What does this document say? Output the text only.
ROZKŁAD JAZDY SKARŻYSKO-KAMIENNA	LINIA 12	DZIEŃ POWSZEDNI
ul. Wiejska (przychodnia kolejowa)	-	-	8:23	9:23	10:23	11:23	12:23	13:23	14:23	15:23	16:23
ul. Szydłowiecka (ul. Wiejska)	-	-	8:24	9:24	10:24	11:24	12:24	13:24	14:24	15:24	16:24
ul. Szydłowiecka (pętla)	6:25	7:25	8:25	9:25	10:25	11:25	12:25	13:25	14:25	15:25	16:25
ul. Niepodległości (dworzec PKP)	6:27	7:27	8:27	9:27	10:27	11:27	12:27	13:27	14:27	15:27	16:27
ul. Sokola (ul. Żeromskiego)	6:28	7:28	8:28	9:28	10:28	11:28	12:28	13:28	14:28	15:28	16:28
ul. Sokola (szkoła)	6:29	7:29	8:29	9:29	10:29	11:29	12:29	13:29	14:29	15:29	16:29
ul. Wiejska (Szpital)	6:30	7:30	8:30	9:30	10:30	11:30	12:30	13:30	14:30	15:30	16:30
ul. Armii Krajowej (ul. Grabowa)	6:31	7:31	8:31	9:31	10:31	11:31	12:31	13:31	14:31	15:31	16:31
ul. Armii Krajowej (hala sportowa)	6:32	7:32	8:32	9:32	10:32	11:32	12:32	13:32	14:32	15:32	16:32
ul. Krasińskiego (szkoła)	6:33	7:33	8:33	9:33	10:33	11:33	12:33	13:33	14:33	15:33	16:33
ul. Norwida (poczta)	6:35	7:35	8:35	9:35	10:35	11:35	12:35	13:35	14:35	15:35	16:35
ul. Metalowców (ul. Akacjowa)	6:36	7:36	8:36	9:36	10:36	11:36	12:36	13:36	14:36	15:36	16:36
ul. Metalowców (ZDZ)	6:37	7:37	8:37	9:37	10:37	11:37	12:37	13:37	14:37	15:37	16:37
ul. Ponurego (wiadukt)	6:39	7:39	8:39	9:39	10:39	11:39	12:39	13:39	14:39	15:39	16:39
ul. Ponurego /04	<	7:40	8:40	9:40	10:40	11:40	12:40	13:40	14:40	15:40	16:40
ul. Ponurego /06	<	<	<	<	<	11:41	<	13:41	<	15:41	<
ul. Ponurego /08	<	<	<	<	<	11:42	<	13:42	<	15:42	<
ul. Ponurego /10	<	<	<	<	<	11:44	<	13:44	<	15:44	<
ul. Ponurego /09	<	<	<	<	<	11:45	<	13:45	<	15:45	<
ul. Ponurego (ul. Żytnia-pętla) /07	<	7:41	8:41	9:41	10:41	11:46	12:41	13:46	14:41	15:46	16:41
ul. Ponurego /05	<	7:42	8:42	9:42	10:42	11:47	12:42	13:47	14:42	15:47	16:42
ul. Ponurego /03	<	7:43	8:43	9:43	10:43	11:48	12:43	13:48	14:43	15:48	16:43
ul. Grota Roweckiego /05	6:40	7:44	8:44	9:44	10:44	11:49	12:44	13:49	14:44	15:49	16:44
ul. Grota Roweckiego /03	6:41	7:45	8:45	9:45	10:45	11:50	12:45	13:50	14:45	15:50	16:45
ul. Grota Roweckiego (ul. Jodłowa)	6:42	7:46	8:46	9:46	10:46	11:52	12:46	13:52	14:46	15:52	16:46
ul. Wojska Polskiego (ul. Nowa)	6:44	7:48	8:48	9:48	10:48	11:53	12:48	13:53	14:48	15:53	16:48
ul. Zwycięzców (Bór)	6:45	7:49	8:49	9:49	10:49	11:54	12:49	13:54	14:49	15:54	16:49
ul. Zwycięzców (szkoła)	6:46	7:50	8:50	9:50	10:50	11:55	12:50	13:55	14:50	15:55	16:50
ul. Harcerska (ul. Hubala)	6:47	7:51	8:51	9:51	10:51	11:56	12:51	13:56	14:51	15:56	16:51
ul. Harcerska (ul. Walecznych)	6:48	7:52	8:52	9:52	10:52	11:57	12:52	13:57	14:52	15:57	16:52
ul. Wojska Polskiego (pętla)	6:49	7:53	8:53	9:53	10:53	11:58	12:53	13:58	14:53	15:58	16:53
============================================================
Using the material above, gather every line that includes "Harcerska".

ul. Harcerska (ul. Hubala)	6:47	7:51	8:51	9:51	10:51	11:56	12:51	13:56	14:51	15:56	16:51
ul. Harcerska (ul. Walecznych)	6:48	7:52	8:52	9:52	10:52	11:57	12:52	13:57	14:52	15:57	16:52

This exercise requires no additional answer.